▶ [Goal of the exercise]
Put the data from the line with "Where are 60" to the line with "- property-label: 网络: [355, 220, 377, 234]" into a JSON list of strings, one string per line, leaving out blank lines.
---------- The data
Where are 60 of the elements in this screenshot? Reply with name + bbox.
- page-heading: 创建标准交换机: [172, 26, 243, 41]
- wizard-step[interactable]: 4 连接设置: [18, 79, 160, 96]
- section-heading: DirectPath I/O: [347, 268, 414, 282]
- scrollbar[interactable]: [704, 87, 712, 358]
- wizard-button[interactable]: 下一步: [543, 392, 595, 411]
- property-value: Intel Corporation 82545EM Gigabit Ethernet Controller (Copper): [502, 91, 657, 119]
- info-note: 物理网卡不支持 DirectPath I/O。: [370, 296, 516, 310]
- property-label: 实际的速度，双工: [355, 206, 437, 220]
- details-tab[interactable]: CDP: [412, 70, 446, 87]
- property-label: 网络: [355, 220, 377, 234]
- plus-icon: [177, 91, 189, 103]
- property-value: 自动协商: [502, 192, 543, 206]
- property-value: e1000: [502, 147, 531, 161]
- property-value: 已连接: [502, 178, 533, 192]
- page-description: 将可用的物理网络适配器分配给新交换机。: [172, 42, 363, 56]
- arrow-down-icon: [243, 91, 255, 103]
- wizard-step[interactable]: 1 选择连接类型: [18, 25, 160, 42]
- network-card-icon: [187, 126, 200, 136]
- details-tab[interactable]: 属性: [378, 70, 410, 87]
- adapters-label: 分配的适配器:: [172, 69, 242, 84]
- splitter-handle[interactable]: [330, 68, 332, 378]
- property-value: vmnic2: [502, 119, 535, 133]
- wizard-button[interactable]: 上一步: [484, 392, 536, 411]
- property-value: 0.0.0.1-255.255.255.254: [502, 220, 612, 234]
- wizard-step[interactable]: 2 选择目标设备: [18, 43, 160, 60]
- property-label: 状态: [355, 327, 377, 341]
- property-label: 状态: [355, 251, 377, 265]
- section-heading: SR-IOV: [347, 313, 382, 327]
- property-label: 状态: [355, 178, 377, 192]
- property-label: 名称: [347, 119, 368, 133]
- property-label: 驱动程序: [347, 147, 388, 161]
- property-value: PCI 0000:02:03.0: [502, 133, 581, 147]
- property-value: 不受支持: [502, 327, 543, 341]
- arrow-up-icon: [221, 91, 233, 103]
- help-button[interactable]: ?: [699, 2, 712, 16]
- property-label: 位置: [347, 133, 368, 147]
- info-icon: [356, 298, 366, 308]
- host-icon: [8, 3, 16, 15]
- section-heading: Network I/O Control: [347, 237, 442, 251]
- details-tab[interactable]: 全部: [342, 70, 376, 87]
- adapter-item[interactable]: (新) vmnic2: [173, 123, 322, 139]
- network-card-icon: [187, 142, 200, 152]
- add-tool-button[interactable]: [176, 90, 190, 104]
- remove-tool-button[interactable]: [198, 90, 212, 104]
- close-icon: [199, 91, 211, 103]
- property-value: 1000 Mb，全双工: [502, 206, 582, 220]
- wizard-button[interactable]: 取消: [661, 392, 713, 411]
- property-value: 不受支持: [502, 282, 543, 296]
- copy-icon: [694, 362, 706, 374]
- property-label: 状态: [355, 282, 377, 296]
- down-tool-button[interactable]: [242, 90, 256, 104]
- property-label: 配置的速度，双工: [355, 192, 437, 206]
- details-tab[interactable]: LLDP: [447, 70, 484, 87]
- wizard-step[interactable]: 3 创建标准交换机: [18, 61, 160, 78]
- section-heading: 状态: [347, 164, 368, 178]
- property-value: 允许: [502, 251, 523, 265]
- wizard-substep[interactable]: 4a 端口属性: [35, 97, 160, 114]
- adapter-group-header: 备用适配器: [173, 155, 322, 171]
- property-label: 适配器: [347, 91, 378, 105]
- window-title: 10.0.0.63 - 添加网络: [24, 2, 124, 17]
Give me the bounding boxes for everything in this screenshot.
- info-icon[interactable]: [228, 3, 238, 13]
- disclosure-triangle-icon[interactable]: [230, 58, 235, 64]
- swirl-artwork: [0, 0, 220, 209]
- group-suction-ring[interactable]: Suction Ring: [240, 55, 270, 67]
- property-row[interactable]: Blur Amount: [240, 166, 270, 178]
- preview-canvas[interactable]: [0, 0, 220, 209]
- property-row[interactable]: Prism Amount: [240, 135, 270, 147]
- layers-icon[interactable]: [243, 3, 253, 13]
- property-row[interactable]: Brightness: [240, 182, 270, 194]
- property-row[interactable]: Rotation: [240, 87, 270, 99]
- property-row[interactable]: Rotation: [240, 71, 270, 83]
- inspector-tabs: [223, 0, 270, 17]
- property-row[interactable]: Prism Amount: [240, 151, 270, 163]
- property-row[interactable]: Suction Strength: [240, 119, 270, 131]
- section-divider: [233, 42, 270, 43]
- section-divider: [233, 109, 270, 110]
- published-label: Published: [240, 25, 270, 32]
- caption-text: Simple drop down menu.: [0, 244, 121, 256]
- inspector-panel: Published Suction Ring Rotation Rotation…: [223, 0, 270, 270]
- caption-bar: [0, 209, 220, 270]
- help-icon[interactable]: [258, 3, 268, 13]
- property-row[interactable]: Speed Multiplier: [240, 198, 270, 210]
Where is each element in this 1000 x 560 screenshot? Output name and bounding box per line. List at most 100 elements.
--------------------
---------- The data
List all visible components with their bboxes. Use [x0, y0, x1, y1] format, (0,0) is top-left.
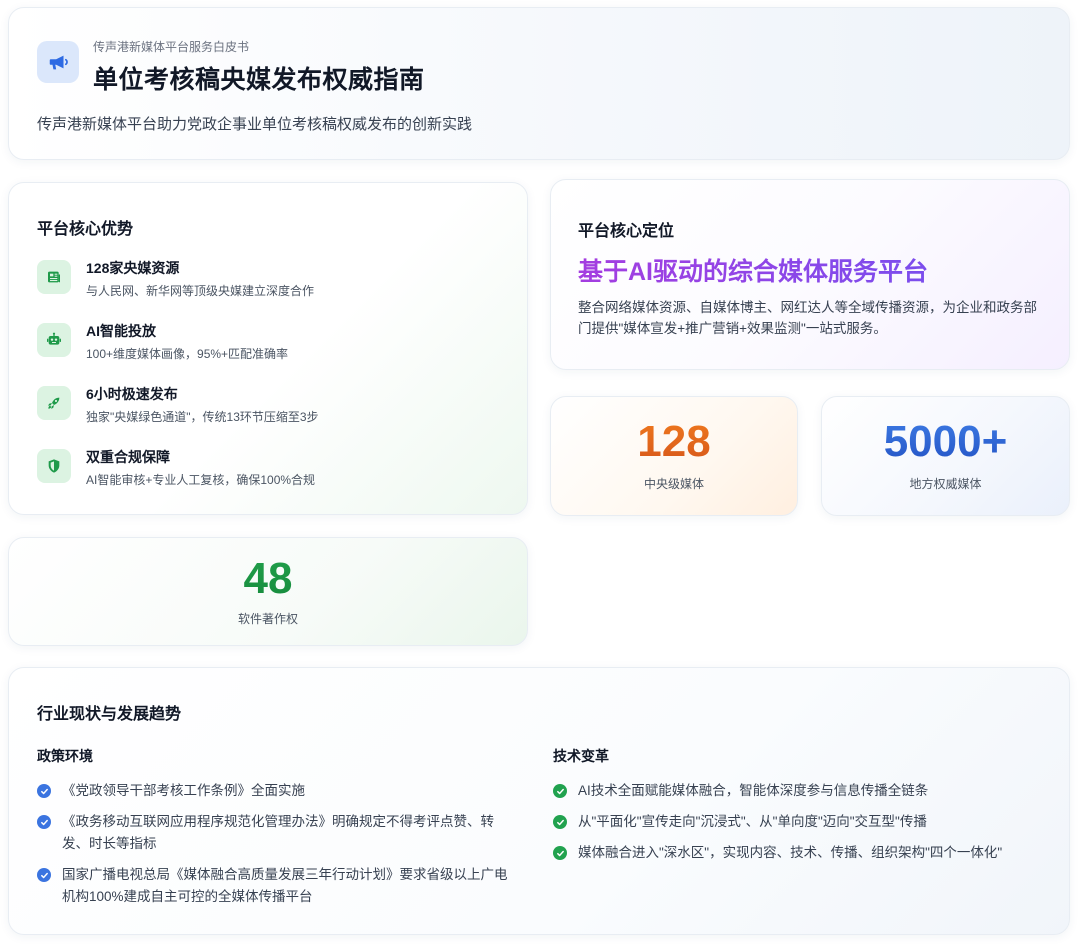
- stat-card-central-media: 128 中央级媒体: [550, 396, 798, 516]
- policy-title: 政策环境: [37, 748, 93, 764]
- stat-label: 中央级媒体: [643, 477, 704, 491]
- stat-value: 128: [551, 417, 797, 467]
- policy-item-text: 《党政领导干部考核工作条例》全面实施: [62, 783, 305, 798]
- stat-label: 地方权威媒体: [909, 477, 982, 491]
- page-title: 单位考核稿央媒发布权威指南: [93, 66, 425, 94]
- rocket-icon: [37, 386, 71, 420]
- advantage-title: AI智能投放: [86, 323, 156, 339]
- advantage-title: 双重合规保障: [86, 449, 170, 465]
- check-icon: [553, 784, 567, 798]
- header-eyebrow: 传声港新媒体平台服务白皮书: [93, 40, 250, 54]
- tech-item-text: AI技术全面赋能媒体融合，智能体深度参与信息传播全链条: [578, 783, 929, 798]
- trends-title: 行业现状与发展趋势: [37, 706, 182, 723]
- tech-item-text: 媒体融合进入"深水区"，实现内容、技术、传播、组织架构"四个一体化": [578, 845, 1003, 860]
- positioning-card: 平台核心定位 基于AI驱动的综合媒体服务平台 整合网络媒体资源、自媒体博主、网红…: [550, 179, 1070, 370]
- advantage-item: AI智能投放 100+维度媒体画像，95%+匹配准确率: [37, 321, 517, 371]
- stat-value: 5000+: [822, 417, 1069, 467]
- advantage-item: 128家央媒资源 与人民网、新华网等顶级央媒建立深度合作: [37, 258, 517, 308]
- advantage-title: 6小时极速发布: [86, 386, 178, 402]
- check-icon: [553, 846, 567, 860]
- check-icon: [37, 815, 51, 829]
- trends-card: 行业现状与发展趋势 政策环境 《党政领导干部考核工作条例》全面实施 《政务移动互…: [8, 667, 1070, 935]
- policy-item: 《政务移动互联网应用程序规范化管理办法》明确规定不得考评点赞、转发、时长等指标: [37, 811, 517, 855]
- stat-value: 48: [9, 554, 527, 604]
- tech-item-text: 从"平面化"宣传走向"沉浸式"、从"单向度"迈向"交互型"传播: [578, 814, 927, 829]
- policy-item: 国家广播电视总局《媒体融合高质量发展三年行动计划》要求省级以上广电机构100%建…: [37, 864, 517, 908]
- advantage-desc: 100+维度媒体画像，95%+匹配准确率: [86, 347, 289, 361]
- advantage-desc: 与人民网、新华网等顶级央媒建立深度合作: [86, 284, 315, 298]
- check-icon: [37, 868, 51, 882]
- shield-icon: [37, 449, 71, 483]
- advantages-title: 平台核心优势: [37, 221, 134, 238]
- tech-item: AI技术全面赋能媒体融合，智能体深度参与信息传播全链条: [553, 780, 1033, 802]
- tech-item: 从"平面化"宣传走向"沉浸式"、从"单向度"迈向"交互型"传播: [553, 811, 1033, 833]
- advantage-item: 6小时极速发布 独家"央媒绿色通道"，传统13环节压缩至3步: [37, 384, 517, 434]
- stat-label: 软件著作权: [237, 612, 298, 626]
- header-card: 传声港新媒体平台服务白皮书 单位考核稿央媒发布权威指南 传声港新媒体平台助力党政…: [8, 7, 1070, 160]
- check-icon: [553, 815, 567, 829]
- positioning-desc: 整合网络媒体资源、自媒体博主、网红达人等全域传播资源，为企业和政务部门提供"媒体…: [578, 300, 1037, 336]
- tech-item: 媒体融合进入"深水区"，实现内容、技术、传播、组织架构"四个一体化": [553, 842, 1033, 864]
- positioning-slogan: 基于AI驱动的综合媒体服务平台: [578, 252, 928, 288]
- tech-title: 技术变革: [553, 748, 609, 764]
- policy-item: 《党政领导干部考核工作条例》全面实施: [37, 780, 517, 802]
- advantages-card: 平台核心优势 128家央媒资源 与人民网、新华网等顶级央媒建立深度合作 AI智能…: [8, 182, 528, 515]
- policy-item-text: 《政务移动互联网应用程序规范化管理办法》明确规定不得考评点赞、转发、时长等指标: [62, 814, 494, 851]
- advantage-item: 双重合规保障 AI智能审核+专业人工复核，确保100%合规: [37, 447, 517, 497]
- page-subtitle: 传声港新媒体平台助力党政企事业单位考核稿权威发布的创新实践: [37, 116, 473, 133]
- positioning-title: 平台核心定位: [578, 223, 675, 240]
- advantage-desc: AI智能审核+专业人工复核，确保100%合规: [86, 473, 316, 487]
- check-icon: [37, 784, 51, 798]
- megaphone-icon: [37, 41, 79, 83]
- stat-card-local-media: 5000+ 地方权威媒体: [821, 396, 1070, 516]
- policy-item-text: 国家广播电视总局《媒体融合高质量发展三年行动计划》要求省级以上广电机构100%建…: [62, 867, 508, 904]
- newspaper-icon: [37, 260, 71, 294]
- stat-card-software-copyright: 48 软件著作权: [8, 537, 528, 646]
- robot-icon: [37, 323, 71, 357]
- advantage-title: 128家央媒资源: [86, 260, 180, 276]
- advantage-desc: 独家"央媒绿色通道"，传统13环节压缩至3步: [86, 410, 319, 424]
--------------------
▶ [Solution for this exercise]
[
  "Where are 60 of the elements in this screenshot? Reply with name + bbox.",
  "- page-heading: 创建标准交换机: [172, 26, 243, 41]",
  "- wizard-step[interactable]: 4 连接设置: [18, 79, 160, 96]",
  "- section-heading: DirectPath I/O: [347, 268, 414, 282]",
  "- scrollbar[interactable]: [704, 87, 712, 358]",
  "- wizard-button[interactable]: 下一步: [543, 392, 595, 411]",
  "- property-value: Intel Corporation 82545EM Gigabit Ethernet Controller (Copper): [502, 91, 657, 119]",
  "- info-note: 物理网卡不支持 DirectPath I/O。: [370, 296, 516, 310]",
  "- property-label: 实际的速度，双工: [355, 206, 437, 220]",
  "- details-tab[interactable]: CDP: [412, 70, 446, 87]",
  "- property-label: 网络: [355, 220, 377, 234]"
]